─── Records for the exercise ───

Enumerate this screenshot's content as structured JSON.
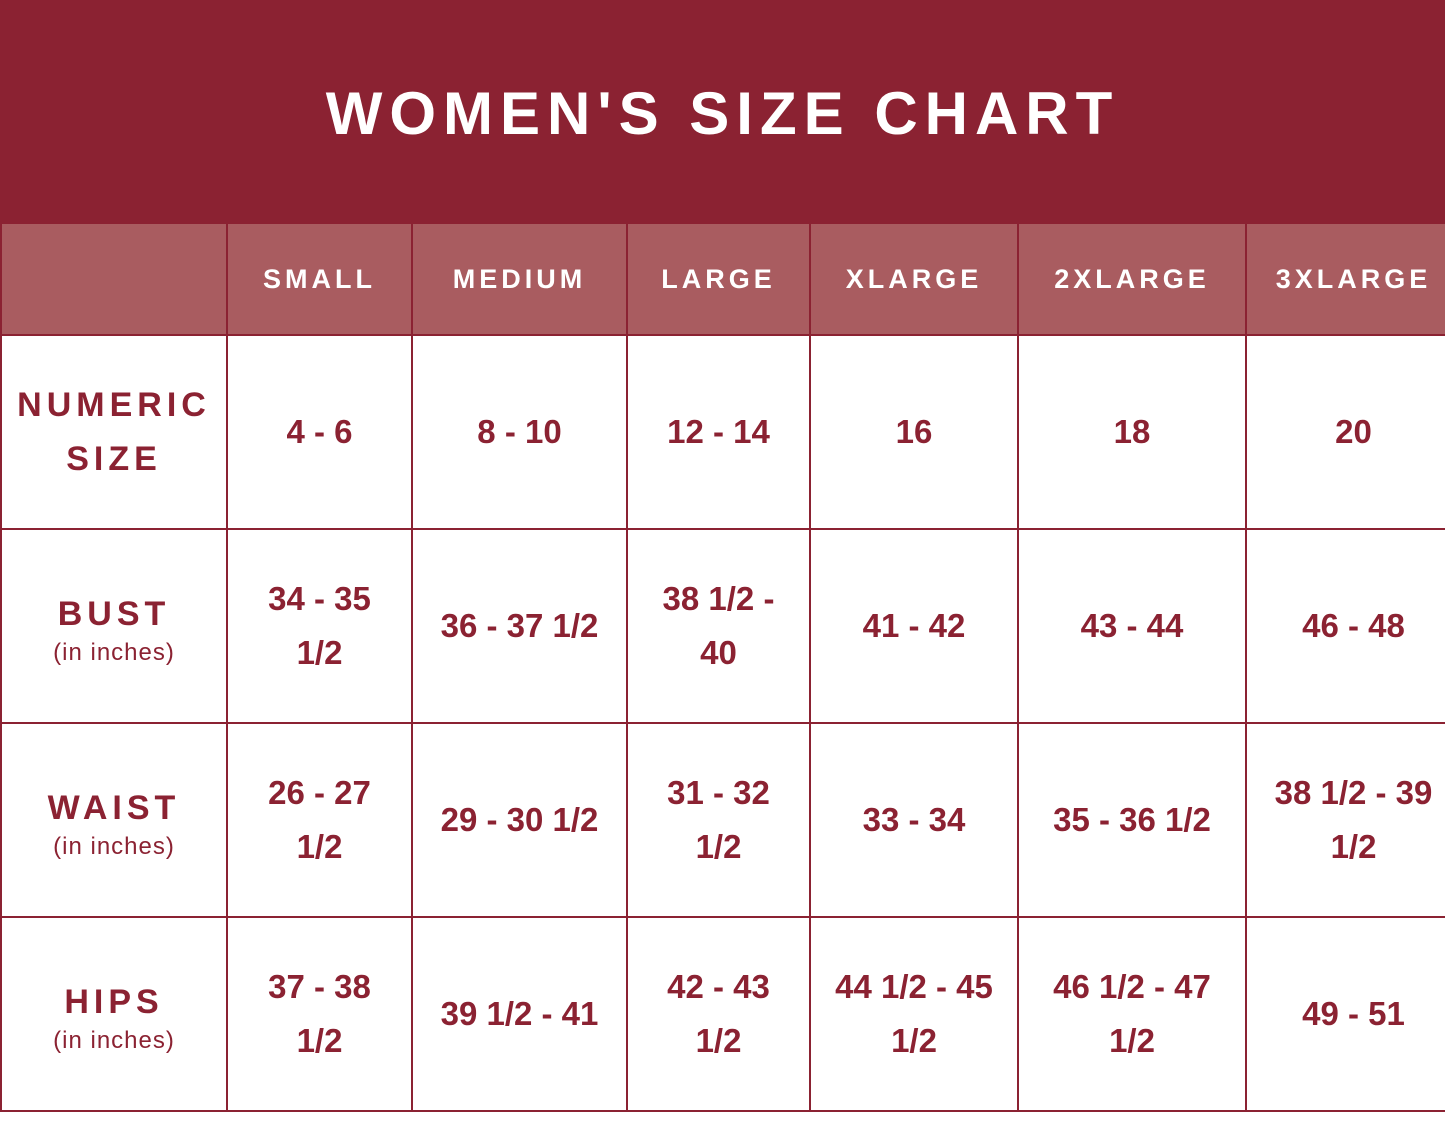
{
  "header": {
    "title": "WOMEN'S SIZE CHART"
  },
  "table": {
    "columns": [
      "SMALL",
      "MEDIUM",
      "LARGE",
      "XLARGE",
      "2XLARGE",
      "3XLARGE"
    ],
    "rows": [
      {
        "label": "NUMERIC SIZE",
        "values": [
          "4 - 6",
          "8 - 10",
          "12 - 14",
          "16",
          "18",
          "20"
        ]
      },
      {
        "label": "BUST",
        "sublabel": "(in inches)",
        "values": [
          "34 - 35 1/2",
          "36 - 37 1/2",
          "38 1/2 - 40",
          "41 - 42",
          "43 - 44",
          "46 - 48"
        ]
      },
      {
        "label": "WAIST",
        "sublabel": "(in inches)",
        "values": [
          "26 - 27 1/2",
          "29 - 30 1/2",
          "31 - 32 1/2",
          "33 - 34",
          "35 - 36 1/2",
          "38 1/2 - 39 1/2"
        ]
      },
      {
        "label": "HIPS",
        "sublabel": "(in inches)",
        "values": [
          "37 - 38 1/2",
          "39 1/2 - 41",
          "42 - 43 1/2",
          "44 1/2 - 45 1/2",
          "46 1/2 - 47 1/2",
          "49 - 51"
        ]
      }
    ]
  }
}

───

→ What is required
Reproduce each line holding the word "SIZE".

→ Exercise output
    "title": "WOMEN'S SIZE CHART"
        "label": "NUMERIC SIZE",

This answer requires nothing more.